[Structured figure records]
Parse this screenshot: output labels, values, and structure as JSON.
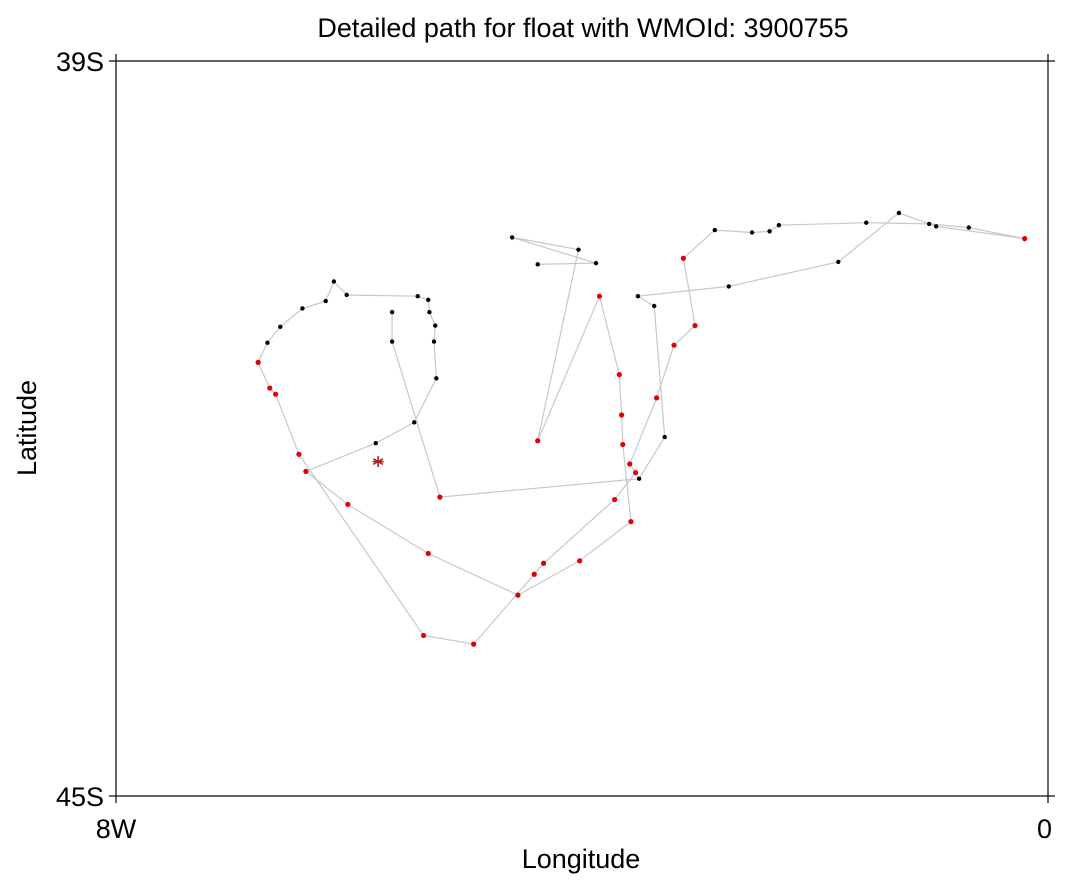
{
  "chart_data": {
    "type": "scatter",
    "title": "Detailed path for float with WMOId: 3900755",
    "xlabel": "Longitude",
    "ylabel": "Latitude",
    "xlim": [
      -8,
      0
    ],
    "ylim": [
      -45,
      -39
    ],
    "x_ticks": [
      {
        "value": -8,
        "label": "8W"
      },
      {
        "value": 0,
        "label": "0"
      }
    ],
    "y_ticks": [
      {
        "value": -39,
        "label": "39S"
      },
      {
        "value": -45,
        "label": "45S"
      }
    ],
    "grid": false,
    "colors": {
      "track": "#c8c8c8",
      "point_default": "#000000",
      "point_highlight": "#e00000",
      "deploy_marker": "#b22222"
    },
    "deployment": {
      "lon": -5.75,
      "lat": -42.27,
      "marker": "asterisk"
    },
    "series": [
      {
        "values": [
          {
            "lon": -5.63,
            "lat": -41.05,
            "flag": "default"
          },
          {
            "lon": -5.63,
            "lat": -41.29,
            "flag": "default"
          },
          {
            "lon": -5.22,
            "lat": -42.56,
            "flag": "highlight"
          },
          {
            "lon": -3.51,
            "lat": -42.41,
            "flag": "default"
          },
          {
            "lon": -3.29,
            "lat": -42.07,
            "flag": "default"
          },
          {
            "lon": -3.38,
            "lat": -41.0,
            "flag": "default"
          },
          {
            "lon": -3.52,
            "lat": -40.92,
            "flag": "default"
          },
          {
            "lon": -2.74,
            "lat": -40.84,
            "flag": "default"
          },
          {
            "lon": -1.8,
            "lat": -40.64,
            "flag": "default"
          },
          {
            "lon": -1.28,
            "lat": -40.24,
            "flag": "default"
          },
          {
            "lon": -0.96,
            "lat": -40.35,
            "flag": "default"
          },
          {
            "lon": -0.2,
            "lat": -40.45,
            "flag": "highlight"
          },
          {
            "lon": -0.68,
            "lat": -40.36,
            "flag": "default"
          },
          {
            "lon": -1.02,
            "lat": -40.33,
            "flag": "default"
          },
          {
            "lon": -1.56,
            "lat": -40.32,
            "flag": "default"
          },
          {
            "lon": -2.31,
            "lat": -40.34,
            "flag": "default"
          },
          {
            "lon": -2.39,
            "lat": -40.39,
            "flag": "default"
          },
          {
            "lon": -2.54,
            "lat": -40.4,
            "flag": "default"
          },
          {
            "lon": -2.86,
            "lat": -40.38,
            "flag": "default"
          },
          {
            "lon": -3.13,
            "lat": -40.61,
            "flag": "highlight"
          },
          {
            "lon": -3.03,
            "lat": -41.16,
            "flag": "highlight"
          },
          {
            "lon": -3.21,
            "lat": -41.32,
            "flag": "highlight"
          },
          {
            "lon": -3.36,
            "lat": -41.75,
            "flag": "highlight"
          },
          {
            "lon": -3.59,
            "lat": -42.29,
            "flag": "highlight"
          },
          {
            "lon": -3.54,
            "lat": -42.36,
            "flag": "highlight"
          },
          {
            "lon": -3.72,
            "lat": -42.58,
            "flag": "highlight"
          },
          {
            "lon": -4.33,
            "lat": -43.1,
            "flag": "highlight"
          },
          {
            "lon": -4.41,
            "lat": -43.19,
            "flag": "highlight"
          },
          {
            "lon": -4.93,
            "lat": -43.76,
            "flag": "highlight"
          },
          {
            "lon": -5.36,
            "lat": -43.69,
            "flag": "highlight"
          },
          {
            "lon": -6.43,
            "lat": -42.21,
            "flag": "highlight"
          },
          {
            "lon": -6.63,
            "lat": -41.72,
            "flag": "highlight"
          },
          {
            "lon": -6.68,
            "lat": -41.67,
            "flag": "highlight"
          },
          {
            "lon": -6.78,
            "lat": -41.46,
            "flag": "highlight"
          },
          {
            "lon": -6.7,
            "lat": -41.3,
            "flag": "default"
          },
          {
            "lon": -6.59,
            "lat": -41.17,
            "flag": "default"
          },
          {
            "lon": -6.4,
            "lat": -41.02,
            "flag": "default"
          },
          {
            "lon": -6.2,
            "lat": -40.96,
            "flag": "default"
          },
          {
            "lon": -6.13,
            "lat": -40.8,
            "flag": "default"
          },
          {
            "lon": -6.02,
            "lat": -40.91,
            "flag": "default"
          },
          {
            "lon": -5.41,
            "lat": -40.92,
            "flag": "default"
          },
          {
            "lon": -5.32,
            "lat": -40.95,
            "flag": "default"
          },
          {
            "lon": -5.31,
            "lat": -41.05,
            "flag": "default"
          },
          {
            "lon": -5.26,
            "lat": -41.16,
            "flag": "default"
          },
          {
            "lon": -5.27,
            "lat": -41.29,
            "flag": "default"
          },
          {
            "lon": -5.25,
            "lat": -41.59,
            "flag": "default"
          },
          {
            "lon": -5.44,
            "lat": -41.95,
            "flag": "default"
          },
          {
            "lon": -5.77,
            "lat": -42.12,
            "flag": "default"
          },
          {
            "lon": -6.37,
            "lat": -42.35,
            "flag": "highlight"
          },
          {
            "lon": -6.01,
            "lat": -42.62,
            "flag": "highlight"
          },
          {
            "lon": -5.32,
            "lat": -43.02,
            "flag": "highlight"
          },
          {
            "lon": -4.55,
            "lat": -43.36,
            "flag": "highlight"
          },
          {
            "lon": -4.02,
            "lat": -43.08,
            "flag": "highlight"
          },
          {
            "lon": -3.58,
            "lat": -42.76,
            "flag": "highlight"
          },
          {
            "lon": -3.65,
            "lat": -42.13,
            "flag": "highlight"
          },
          {
            "lon": -3.66,
            "lat": -41.89,
            "flag": "highlight"
          },
          {
            "lon": -3.68,
            "lat": -41.56,
            "flag": "highlight"
          },
          {
            "lon": -3.85,
            "lat": -40.92,
            "flag": "highlight"
          },
          {
            "lon": -4.38,
            "lat": -42.1,
            "flag": "highlight"
          },
          {
            "lon": -4.03,
            "lat": -40.54,
            "flag": "default"
          },
          {
            "lon": -4.6,
            "lat": -40.44,
            "flag": "default"
          },
          {
            "lon": -3.88,
            "lat": -40.65,
            "flag": "default"
          },
          {
            "lon": -4.38,
            "lat": -40.66,
            "flag": "default"
          }
        ]
      }
    ]
  }
}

## Task objective
Show every line in the entries where the string "values" occurs.

## Exercise result
Parse this screenshot: output labels, values, and structure as JSON.
        "values": [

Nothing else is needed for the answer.